Tom Weir | Bound For The Isles


IN a spacious cabin Tom Weir sat with a dram in his hand listening to Iain and Graham describing their voyage from the Isle of Canna…

“Aye, it was just the way I like it,” grinned the bearded Graham. “Bags of green water churning about.”

It had been a rough trip. After leaving Tobermory they had been unable to make a landing on the Treshnish because of the swell and had been glad to pull into Canna for the night.

“Sailing in the Hebrides is very like winter mountaineering in Scotland,” opined Graham. “It’s always different. You learn something new every time.” He looked at me.

“I feel I know what to expect in the Inner Hebrides, but I’ve been to the Outer Hebrides only once before, so, as the consultant ornithologist, where do you suggest we make for in the morning?”

As he spoke he was thumbing the tide-tables to time our getaway.

The boat was a beauty

I had a look at the boat, a Miller Fifer ketch, a rigged motor sailer, 36 feet long with twin Perkins diesel engines. Beautifully fitted, with bunks, cupboards, toilet and sink with hot and cold running water; it was all the more impressive for being so shipshape.

Everything had its place, a wee library of books for light reading, reference books on sailing for immediate information on a separate shelf, charts in a drawer, tins of food under the cabin floor and perishables behind our seats.

Aloft in the wheelhouse there was radar, an echo-sounder, radio telephone and self-steering gear.

By the time we turned in we had agreed to make for the Shiants, and in the morning we were on our way before the mist had steamed off the green hills above Uig Bay where a pale disc of sun promised a good sailing day.

Engines throbbing, we turned north out of the bay, enjoying the sight of Benbecula’s only hill and in a mile or two were passing Prince Charlie’s Point where Flora MacDonald had brought the Prince disguised as Betty Burke after their sail from Benbecula.

> _Collected data_
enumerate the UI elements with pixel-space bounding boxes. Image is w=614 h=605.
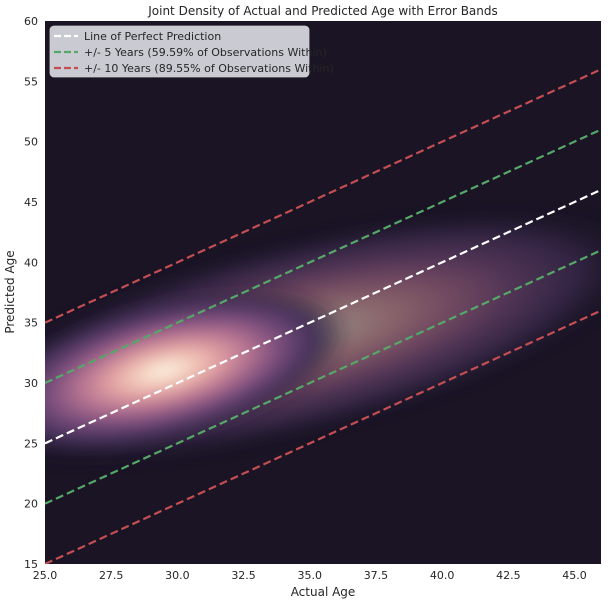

> _Required work_
A - Answer these from the Hebrides sailing account, one line each:
(i) What make and type of boat was it, and how long?
(ii) Where did Iain and Graham stop for the night after failing to land on the Treshnish?
(iii) Where did the group agree to head in the morning?
B - Please say whether each statement agrees with the Hebrides sailing account, and quote the words that decide it.
(i) The boat ran on a single diesel engine.
(ii) Charts were stored in a drawer.
(iii) Iain and Graham landed on the Treshnish after leaving Tobermory.
C - Carry the Hebrides sailing account forward from its final sentence, describing the voyage north.

> _Exercise results_
A -
(i) A Miller Fifer ketch, 36 feet long.
(ii) Canna.
(iii) The Shiants.

B -
(i) No: "twin Perkins diesel engines".
(ii) Yes: "charts in a drawer".
(iii) No: "they had been unable to make a landing on the Treshnish because of the swell".

C -
Thoughts of history were dispersed when Graham set down my breakfast before me, a plate of ham and eggs which I ate on deck in the warmth of the sun, now unobscured. This was certainly the life for an old soldier.

As climbing men we were beginning to take notice of An t-Iasgair, an impressive rock stack about five miles west of Duntuilm.

It was an island of which I knew nothing, so it was a thrill to get in close and see its high cliff pierced by a hole through which we could see not only daylight, but silhouettes of birds perched on pinnacles within the opening.

Bird-packed ledges vibrated with the bugling cries

Soon we were under its lee, into aquarium-green water where Atlantic seals sunned themselves on low rocks, terns wavered and fulmars sailed back and fore.

But the big moment was when we rounded the next buttress and looked up on bird-packed ledges vibrating with the bugling cries of kittiwakes and the vibrating calls of innumerable guillemots. Green cormorants like gargoyles draped every rock, wings held out to dry in the sun like black flags.

“Plenty of depth here,” said Graham as we crept closer, looking for a place to drop the anchor.

The snag was the swell and the rocks on three sides of us. It left little room for error, and although Graham did drop anchor he was not happy at the holding. We retreated for a try round the other side of the island, but the wind was worse, so we left it and motored north for the Shiants, where Iain and I had spent a week in 1963 in one of our best-ever island trips.

So, three hours later, it was with a host of marvellous memories in our minds that lain and I stood in the stern while Graham edged the boat under familiar organ pipes of columnar basalt, orange-bright with lichen, where puffins hurried to and from hanging ribbons of green sward.

No arrival could have been more perfect; the Shiants were a colour slide of memory come to life— the fretwork of pinnacles known as the Sgeir, the natural arch which pierces the north-east tip of Garbh Eilean, and across tlie water from it, the lazy-beds of Eilean Mhuire ribbed sharply in striking vividness.

Anchor down, we were soon into the dinghy and hauling up on the gravel of the tidal strand between Garbh Eilean and Eilean an Tighe — island of the house.

We had camped beside it on our former visit, and to sharpen the memory we could see somebody sitting by a tent on our very spot. Iain vetoed the idea of going to see if the apparition was real. He was eager to traverse the exciting boulder fields under the cliffs of Garbh Eilean where puffins, guillemots, razorbills and hosts of shags were steeply perched as if waiting for us.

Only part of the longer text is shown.